▶ _Work required_
For each line that holds "document", copy the line out.

--- START OF Supplied material ---

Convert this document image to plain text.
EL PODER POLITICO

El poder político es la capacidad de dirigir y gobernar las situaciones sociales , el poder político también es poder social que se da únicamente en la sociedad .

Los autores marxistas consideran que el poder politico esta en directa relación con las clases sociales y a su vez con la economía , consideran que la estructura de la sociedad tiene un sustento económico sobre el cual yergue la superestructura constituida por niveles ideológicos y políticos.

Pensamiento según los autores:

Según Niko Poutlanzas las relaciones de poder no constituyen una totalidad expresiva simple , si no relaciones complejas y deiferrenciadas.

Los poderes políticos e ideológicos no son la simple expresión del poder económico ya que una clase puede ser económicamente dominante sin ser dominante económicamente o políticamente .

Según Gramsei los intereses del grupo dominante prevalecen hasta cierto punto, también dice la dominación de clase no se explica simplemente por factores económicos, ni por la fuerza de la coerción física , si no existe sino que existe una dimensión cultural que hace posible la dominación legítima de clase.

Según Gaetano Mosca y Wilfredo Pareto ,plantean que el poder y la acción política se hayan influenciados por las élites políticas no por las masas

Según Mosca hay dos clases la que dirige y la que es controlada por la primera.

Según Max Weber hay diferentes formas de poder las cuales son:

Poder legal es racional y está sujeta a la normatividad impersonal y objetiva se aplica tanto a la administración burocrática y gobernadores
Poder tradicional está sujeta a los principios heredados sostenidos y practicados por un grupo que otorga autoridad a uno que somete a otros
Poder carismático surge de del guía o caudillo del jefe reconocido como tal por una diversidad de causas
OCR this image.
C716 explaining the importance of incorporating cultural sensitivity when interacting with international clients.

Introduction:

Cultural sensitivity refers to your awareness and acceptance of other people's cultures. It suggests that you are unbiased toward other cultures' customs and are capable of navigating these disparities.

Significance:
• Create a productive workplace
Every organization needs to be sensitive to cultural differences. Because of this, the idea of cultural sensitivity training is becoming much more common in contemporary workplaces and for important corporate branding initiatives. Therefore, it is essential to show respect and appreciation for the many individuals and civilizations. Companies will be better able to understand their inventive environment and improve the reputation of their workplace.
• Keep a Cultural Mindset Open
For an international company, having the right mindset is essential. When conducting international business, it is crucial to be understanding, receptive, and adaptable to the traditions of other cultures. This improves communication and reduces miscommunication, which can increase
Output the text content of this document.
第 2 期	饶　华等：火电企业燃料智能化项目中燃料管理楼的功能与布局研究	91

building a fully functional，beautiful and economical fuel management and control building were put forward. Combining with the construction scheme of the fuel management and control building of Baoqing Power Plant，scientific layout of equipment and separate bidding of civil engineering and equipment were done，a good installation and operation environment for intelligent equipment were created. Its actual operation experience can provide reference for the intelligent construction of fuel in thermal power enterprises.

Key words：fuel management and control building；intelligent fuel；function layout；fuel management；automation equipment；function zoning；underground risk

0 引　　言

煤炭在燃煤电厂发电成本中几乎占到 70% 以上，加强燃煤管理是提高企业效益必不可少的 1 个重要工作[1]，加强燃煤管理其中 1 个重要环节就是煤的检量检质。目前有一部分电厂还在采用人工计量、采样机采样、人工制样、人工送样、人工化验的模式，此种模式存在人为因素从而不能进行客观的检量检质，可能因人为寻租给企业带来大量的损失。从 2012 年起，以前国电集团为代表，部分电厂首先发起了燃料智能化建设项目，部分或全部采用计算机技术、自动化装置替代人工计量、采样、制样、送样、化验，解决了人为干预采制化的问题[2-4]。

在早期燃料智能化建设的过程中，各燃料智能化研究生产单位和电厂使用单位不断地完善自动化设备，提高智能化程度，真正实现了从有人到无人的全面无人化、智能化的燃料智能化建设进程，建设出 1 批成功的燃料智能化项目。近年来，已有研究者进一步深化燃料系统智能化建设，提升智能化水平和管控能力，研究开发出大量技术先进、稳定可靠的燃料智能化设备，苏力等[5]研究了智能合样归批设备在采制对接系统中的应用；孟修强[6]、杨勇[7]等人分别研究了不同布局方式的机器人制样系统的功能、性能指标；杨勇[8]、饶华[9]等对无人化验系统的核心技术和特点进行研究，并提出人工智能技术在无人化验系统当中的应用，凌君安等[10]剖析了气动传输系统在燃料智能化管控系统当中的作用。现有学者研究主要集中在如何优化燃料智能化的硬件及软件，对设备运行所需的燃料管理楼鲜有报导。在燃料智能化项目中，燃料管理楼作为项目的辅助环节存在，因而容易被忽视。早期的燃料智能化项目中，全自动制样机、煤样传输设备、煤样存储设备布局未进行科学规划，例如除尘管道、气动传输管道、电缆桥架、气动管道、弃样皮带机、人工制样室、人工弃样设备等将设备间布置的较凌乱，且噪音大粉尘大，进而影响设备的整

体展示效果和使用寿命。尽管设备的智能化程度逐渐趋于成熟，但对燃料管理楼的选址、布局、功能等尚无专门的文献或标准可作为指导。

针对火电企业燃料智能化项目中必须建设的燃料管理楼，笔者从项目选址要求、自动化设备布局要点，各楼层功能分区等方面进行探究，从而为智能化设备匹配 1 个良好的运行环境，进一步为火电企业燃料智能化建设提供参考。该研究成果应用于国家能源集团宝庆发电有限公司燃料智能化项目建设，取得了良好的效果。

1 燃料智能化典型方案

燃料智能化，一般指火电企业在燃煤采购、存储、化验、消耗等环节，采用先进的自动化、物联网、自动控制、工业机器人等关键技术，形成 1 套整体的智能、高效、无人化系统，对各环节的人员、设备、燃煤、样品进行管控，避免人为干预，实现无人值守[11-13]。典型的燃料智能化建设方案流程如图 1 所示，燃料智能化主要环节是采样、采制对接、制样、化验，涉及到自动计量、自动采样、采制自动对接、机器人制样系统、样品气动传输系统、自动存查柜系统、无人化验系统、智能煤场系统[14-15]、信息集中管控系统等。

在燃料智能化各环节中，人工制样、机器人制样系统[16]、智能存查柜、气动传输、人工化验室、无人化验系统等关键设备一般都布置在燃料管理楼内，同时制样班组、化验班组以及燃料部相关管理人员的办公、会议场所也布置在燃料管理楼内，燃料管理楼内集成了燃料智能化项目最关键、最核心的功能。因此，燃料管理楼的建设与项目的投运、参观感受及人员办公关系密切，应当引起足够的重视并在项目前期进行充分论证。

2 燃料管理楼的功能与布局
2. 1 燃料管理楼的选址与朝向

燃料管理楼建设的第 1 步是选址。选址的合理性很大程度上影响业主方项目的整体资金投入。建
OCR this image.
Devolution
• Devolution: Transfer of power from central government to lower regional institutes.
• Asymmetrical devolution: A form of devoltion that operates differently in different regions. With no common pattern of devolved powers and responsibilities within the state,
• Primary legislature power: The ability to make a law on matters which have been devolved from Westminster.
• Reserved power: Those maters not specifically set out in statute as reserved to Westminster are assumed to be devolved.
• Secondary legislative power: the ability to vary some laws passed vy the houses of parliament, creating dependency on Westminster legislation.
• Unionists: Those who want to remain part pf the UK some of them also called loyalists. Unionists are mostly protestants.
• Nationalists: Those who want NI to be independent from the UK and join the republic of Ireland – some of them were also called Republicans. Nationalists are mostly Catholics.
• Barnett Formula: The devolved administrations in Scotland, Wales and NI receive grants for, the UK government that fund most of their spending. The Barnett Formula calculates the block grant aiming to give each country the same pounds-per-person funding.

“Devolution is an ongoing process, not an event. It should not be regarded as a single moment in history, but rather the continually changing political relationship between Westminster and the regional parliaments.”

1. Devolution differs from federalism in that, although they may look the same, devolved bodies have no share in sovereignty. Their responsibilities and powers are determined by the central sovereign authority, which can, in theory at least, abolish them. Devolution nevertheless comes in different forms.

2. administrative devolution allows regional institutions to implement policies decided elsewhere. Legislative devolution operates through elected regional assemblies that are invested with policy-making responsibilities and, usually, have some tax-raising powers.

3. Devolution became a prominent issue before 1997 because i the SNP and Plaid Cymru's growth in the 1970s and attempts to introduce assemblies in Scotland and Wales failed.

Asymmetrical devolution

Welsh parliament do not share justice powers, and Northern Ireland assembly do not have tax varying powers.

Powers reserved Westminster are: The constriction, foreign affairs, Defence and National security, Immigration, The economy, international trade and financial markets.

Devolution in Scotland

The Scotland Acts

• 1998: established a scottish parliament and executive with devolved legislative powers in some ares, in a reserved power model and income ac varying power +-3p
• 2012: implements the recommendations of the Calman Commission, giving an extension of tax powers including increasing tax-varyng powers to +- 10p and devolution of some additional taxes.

--- END OF Supplied material ---

▶ _Answer for the task_
Convert this document image to plain text.
Output the text content of this document.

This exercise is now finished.